## Data for the task
════════

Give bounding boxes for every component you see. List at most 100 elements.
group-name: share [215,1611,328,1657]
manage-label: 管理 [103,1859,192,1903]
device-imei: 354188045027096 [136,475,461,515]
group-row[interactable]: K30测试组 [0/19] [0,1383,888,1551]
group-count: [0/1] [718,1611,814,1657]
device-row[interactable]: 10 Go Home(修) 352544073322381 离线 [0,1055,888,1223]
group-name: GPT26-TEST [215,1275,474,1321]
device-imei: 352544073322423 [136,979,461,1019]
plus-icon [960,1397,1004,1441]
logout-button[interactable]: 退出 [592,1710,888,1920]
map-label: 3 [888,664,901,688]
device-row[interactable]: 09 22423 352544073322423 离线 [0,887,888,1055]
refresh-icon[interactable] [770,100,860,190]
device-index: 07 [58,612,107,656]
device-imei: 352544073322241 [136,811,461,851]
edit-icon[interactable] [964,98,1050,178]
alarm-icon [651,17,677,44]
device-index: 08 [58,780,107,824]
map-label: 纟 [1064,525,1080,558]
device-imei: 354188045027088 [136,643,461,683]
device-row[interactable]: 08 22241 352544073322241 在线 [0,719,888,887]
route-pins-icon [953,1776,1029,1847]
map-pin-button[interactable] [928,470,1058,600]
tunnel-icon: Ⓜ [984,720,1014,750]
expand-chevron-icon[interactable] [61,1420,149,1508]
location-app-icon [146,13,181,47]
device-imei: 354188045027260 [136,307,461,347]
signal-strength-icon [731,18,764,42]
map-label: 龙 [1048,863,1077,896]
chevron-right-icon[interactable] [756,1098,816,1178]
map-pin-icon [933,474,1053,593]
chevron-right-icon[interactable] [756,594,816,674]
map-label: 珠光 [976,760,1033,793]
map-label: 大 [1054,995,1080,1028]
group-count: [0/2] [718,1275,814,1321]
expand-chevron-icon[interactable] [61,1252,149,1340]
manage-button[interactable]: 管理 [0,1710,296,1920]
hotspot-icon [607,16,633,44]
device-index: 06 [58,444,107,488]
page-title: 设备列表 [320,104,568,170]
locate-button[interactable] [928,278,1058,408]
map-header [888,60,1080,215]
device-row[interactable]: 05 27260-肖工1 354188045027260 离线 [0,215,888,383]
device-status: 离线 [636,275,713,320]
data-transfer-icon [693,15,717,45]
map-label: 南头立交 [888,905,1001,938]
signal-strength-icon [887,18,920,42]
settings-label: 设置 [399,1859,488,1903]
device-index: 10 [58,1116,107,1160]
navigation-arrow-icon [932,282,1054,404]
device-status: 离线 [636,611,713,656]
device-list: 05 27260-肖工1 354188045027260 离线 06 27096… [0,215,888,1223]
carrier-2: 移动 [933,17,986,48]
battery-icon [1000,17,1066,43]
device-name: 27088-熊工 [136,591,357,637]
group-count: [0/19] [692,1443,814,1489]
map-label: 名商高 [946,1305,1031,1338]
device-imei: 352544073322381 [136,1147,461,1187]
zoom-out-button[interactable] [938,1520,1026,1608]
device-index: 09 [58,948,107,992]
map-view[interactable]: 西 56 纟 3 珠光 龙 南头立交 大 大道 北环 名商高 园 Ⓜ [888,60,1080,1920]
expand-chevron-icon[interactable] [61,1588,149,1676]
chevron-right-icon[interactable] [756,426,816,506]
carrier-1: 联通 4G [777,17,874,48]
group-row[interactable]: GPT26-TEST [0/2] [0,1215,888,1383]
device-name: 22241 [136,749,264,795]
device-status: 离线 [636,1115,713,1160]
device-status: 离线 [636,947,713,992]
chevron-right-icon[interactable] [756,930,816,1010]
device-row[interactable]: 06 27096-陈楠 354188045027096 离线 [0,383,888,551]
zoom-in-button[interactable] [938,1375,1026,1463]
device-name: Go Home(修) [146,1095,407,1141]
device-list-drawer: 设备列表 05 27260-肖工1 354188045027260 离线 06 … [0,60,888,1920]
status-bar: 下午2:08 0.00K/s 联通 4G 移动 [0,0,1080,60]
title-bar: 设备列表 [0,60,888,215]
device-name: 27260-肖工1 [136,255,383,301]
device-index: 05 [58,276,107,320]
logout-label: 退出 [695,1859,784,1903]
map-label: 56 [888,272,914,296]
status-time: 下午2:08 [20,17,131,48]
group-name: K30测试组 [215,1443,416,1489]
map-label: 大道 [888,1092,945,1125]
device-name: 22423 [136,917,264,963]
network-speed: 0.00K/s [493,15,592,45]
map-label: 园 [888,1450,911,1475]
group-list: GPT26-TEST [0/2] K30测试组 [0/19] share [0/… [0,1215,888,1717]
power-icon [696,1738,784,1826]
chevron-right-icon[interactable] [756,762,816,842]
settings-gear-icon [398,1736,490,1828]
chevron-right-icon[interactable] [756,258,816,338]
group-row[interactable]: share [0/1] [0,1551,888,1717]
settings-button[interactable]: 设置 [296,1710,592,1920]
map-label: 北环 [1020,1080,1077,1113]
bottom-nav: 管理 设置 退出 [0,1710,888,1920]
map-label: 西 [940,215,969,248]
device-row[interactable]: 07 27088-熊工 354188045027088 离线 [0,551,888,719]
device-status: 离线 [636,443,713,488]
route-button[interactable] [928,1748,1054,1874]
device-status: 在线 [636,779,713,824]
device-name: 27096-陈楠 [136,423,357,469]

════════

## Your goal
Copy every line of the records above without changing anything.

## Complete response
Give bounding boxes for every component you see. List at most 100 elements.
group-name: share [215,1611,328,1657]
manage-label: 管理 [103,1859,192,1903]
device-imei: 354188045027096 [136,475,461,515]
group-row[interactable]: K30测试组 [0/19] [0,1383,888,1551]
group-count: [0/1] [718,1611,814,1657]
device-row[interactable]: 10 Go Home(修) 352544073322381 离线 [0,1055,888,1223]
group-name: GPT26-TEST [215,1275,474,1321]
device-imei: 352544073322423 [136,979,461,1019]
plus-icon [960,1397,1004,1441]
logout-button[interactable]: 退出 [592,1710,888,1920]
map-label: 3 [888,664,901,688]
device-row[interactable]: 09 22423 352544073322423 离线 [0,887,888,1055]
refresh-icon[interactable] [770,100,860,190]
device-index: 07 [58,612,107,656]
device-imei: 352544073322241 [136,811,461,851]
edit-icon[interactable] [964,98,1050,178]
alarm-icon [651,17,677,44]
device-index: 08 [58,780,107,824]
map-label: 纟 [1064,525,1080,558]
device-imei: 354188045027088 [136,643,461,683]
device-row[interactable]: 08 22241 352544073322241 在线 [0,719,888,887]
route-pins-icon [953,1776,1029,1847]
map-pin-button[interactable] [928,470,1058,600]
tunnel-icon: Ⓜ [984,720,1014,750]
expand-chevron-icon[interactable] [61,1420,149,1508]
location-app-icon [146,13,181,47]
device-imei: 354188045027260 [136,307,461,347]
signal-strength-icon [731,18,764,42]
map-label: 龙 [1048,863,1077,896]
chevron-right-icon[interactable] [756,1098,816,1178]
map-pin-icon [933,474,1053,593]
chevron-right-icon[interactable] [756,594,816,674]
map-label: 珠光 [976,760,1033,793]
map-label: 大 [1054,995,1080,1028]
group-count: [0/2] [718,1275,814,1321]
expand-chevron-icon[interactable] [61,1252,149,1340]
manage-button[interactable]: 管理 [0,1710,296,1920]
hotspot-icon [607,16,633,44]
device-index: 06 [58,444,107,488]
page-title: 设备列表 [320,104,568,170]
locate-button[interactable] [928,278,1058,408]
map-header [888,60,1080,215]
device-row[interactable]: 05 27260-肖工1 354188045027260 离线 [0,215,888,383]
device-status: 离线 [636,275,713,320]
data-transfer-icon [693,15,717,45]
map-label: 南头立交 [888,905,1001,938]
signal-strength-icon [887,18,920,42]
settings-label: 设置 [399,1859,488,1903]
device-index: 10 [58,1116,107,1160]
navigation-arrow-icon [932,282,1054,404]
device-status: 离线 [636,611,713,656]
device-list: 05 27260-肖工1 354188045027260 离线 06 27096… [0,215,888,1223]
carrier-2: 移动 [933,17,986,48]
battery-icon [1000,17,1066,43]
device-name: 27088-熊工 [136,591,357,637]
group-count: [0/19] [692,1443,814,1489]
map-label: 名商高 [946,1305,1031,1338]
device-imei: 352544073322381 [136,1147,461,1187]
zoom-out-button[interactable] [938,1520,1026,1608]
device-index: 09 [58,948,107,992]
map-view[interactable]: 西 56 纟 3 珠光 龙 南头立交 大 大道 北环 名商高 园 Ⓜ [888,60,1080,1920]
expand-chevron-icon[interactable] [61,1588,149,1676]
chevron-right-icon[interactable] [756,426,816,506]
carrier-1: 联通 4G [777,17,874,48]
group-row[interactable]: GPT26-TEST [0/2] [0,1215,888,1383]
device-name: 22241 [136,749,264,795]
device-status: 离线 [636,1115,713,1160]
device-status: 离线 [636,947,713,992]
chevron-right-icon[interactable] [756,930,816,1010]
device-row[interactable]: 06 27096-陈楠 354188045027096 离线 [0,383,888,551]
zoom-in-button[interactable] [938,1375,1026,1463]
device-name: Go Home(修) [146,1095,407,1141]
device-list-drawer: 设备列表 05 27260-肖工1 354188045027260 离线 06 … [0,60,888,1920]
status-bar: 下午2:08 0.00K/s 联通 4G 移动 [0,0,1080,60]
title-bar: 设备列表 [0,60,888,215]
device-name: 27260-肖工1 [136,255,383,301]
device-index: 05 [58,276,107,320]
logout-label: 退出 [695,1859,784,1903]
map-label: 56 [888,272,914,296]
status-time: 下午2:08 [20,17,131,48]
group-name: K30测试组 [215,1443,416,1489]
map-label: 大道 [888,1092,945,1125]
device-name: 22423 [136,917,264,963]
network-speed: 0.00K/s [493,15,592,45]
map-label: 园 [888,1450,911,1475]
group-list: GPT26-TEST [0/2] K30测试组 [0/19] share [0/… [0,1215,888,1717]
power-icon [696,1738,784,1826]
chevron-right-icon[interactable] [756,762,816,842]
settings-gear-icon [398,1736,490,1828]
chevron-right-icon[interactable] [756,258,816,338]
group-row[interactable]: share [0/1] [0,1551,888,1717]
settings-button[interactable]: 设置 [296,1710,592,1920]
map-label: 北环 [1020,1080,1077,1113]
bottom-nav: 管理 设置 退出 [0,1710,888,1920]
map-label: 西 [940,215,969,248]
device-row[interactable]: 07 27088-熊工 354188045027088 离线 [0,551,888,719]
device-status: 离线 [636,443,713,488]
route-button[interactable] [928,1748,1054,1874]
device-status: 在线 [636,779,713,824]
device-name: 27096-陈楠 [136,423,357,469]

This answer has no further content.